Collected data
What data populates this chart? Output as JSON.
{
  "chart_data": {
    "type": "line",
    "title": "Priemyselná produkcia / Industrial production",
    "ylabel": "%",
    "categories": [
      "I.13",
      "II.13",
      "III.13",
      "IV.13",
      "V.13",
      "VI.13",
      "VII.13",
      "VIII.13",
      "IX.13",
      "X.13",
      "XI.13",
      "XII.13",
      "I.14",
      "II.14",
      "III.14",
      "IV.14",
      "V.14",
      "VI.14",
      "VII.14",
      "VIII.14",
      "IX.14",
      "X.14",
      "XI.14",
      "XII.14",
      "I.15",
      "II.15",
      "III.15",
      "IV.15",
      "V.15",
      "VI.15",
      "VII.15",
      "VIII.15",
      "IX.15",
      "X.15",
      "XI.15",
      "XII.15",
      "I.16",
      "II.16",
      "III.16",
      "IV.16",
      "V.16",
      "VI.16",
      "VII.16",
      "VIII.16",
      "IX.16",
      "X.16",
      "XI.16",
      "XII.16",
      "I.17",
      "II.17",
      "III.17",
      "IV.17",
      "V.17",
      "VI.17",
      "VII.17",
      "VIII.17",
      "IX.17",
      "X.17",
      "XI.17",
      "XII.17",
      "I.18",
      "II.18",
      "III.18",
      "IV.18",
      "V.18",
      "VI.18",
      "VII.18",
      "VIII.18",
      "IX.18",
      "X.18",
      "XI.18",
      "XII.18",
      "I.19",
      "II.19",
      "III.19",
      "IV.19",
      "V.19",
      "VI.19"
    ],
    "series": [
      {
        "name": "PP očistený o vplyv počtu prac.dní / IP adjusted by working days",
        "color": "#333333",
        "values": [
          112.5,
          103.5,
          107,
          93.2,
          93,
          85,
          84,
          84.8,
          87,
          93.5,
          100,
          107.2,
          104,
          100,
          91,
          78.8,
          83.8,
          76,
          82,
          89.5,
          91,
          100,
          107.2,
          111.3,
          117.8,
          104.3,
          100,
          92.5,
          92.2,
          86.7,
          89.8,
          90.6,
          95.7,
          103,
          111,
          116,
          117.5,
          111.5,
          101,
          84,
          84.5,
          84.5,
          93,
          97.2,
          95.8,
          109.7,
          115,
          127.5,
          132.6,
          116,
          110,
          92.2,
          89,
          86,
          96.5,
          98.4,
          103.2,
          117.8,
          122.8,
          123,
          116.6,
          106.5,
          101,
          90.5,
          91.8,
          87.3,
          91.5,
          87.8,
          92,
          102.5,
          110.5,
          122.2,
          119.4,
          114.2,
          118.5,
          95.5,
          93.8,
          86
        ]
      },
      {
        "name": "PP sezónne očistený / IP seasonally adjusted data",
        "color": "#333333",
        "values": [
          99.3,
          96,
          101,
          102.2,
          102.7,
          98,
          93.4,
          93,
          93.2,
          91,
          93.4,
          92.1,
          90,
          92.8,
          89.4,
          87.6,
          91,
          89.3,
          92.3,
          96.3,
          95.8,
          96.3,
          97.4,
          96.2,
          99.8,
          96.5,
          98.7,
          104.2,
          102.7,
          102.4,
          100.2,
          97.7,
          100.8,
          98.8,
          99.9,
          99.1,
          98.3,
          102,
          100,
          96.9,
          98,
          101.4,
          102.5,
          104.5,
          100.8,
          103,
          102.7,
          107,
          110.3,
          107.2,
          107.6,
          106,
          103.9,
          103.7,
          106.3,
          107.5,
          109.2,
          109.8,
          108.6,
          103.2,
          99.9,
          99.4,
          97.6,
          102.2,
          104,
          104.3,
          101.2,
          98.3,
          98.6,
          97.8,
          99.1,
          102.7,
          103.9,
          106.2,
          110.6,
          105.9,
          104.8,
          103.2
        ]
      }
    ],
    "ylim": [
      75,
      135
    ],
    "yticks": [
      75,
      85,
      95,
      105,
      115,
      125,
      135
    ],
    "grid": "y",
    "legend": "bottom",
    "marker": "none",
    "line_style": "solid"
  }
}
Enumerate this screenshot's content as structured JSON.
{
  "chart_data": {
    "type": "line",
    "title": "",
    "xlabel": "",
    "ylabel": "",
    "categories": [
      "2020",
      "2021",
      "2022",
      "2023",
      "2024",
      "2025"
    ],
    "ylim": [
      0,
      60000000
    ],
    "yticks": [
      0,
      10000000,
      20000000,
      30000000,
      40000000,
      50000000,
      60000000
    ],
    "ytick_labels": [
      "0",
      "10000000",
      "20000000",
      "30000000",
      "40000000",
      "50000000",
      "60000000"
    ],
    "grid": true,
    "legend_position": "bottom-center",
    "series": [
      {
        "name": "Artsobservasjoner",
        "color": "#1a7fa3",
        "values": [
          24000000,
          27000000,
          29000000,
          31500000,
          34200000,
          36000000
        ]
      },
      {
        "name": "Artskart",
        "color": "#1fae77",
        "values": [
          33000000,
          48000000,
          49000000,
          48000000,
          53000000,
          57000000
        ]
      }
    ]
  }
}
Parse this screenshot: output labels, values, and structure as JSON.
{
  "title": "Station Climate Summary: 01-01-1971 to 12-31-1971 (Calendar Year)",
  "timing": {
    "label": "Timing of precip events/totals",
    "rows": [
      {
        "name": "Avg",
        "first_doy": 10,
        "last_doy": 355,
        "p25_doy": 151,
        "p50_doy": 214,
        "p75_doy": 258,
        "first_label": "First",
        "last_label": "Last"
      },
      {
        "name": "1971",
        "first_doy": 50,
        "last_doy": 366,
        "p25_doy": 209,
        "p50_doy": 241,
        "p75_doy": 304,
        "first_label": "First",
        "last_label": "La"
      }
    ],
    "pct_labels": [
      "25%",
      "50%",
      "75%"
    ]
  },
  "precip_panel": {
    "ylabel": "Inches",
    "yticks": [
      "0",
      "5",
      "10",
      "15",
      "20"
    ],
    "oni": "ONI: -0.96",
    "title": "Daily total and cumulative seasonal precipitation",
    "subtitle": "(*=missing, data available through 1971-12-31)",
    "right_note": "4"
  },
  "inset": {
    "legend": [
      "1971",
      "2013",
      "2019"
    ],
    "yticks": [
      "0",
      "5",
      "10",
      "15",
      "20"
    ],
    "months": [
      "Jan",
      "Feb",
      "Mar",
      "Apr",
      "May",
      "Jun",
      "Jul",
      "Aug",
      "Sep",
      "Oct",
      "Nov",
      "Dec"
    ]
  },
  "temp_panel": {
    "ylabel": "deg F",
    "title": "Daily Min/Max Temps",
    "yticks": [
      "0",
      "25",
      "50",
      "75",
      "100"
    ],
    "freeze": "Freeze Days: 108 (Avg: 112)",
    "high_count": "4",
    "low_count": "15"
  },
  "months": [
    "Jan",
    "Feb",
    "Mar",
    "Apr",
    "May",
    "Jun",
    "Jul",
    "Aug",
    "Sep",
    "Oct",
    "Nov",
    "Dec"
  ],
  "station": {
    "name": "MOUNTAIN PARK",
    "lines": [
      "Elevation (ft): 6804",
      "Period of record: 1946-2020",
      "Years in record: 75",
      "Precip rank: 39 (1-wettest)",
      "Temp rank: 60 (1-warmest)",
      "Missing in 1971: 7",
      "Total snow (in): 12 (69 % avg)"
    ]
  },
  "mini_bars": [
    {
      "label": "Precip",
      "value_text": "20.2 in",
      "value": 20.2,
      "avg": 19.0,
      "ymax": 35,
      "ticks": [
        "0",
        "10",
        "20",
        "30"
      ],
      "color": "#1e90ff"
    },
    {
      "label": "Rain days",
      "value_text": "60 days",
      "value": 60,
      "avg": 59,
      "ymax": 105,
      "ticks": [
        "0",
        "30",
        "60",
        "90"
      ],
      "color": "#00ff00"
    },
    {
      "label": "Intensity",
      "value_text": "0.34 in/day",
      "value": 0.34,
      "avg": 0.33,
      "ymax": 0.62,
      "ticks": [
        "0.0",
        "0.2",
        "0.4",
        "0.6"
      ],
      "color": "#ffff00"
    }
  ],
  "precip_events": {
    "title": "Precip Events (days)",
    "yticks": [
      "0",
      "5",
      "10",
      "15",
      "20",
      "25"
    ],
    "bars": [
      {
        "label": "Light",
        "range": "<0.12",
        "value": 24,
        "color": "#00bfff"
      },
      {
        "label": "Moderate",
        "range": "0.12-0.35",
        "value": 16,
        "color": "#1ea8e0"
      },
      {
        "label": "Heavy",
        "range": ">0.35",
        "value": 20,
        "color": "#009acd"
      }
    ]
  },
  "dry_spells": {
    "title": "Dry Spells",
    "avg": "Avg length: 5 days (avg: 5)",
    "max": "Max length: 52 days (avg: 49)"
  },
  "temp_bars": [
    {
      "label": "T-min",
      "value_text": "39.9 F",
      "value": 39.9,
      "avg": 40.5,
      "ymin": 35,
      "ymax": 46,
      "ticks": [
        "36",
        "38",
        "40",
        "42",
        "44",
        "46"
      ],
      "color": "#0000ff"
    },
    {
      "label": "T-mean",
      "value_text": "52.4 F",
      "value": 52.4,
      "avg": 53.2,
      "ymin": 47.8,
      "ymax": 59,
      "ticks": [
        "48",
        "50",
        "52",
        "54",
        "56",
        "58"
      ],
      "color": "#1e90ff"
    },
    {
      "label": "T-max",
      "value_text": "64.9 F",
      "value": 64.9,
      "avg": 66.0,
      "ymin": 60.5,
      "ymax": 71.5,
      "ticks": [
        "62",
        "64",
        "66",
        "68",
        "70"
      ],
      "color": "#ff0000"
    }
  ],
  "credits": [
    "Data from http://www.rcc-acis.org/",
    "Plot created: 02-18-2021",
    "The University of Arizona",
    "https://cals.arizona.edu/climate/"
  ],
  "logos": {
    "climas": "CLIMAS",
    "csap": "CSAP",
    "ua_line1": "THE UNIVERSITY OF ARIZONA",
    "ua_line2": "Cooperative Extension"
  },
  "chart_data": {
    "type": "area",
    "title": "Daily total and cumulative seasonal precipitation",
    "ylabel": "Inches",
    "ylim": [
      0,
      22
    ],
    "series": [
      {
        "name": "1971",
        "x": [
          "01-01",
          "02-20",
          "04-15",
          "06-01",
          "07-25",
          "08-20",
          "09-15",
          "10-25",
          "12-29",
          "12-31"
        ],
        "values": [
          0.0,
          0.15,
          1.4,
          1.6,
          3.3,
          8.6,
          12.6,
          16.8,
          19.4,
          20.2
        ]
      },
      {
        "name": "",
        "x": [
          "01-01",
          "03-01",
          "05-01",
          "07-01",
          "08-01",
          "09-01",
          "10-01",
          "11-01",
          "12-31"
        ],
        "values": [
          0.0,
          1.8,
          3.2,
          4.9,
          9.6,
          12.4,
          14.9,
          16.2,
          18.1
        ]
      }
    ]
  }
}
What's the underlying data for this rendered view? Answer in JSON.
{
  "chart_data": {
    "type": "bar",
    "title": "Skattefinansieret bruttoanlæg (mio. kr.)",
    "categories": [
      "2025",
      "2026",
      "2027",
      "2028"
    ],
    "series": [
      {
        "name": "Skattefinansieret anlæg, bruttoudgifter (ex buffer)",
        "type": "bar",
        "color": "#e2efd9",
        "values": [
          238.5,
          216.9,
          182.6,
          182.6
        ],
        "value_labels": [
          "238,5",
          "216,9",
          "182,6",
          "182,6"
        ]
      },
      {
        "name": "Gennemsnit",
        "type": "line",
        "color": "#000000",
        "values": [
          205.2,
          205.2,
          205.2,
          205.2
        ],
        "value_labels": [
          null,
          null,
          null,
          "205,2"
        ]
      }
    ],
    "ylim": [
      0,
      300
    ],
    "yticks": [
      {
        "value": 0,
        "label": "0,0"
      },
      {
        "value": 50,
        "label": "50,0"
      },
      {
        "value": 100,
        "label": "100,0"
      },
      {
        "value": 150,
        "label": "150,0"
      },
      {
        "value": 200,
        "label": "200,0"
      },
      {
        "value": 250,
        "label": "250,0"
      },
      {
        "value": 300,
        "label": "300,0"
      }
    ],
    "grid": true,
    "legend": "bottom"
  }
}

The task: In the records above, find each line with the word "bottom" and copy it.

Solution for this problem:
    "legend": "bottom",
    "legend_position": "bottom-center",
    "legend": "bottom"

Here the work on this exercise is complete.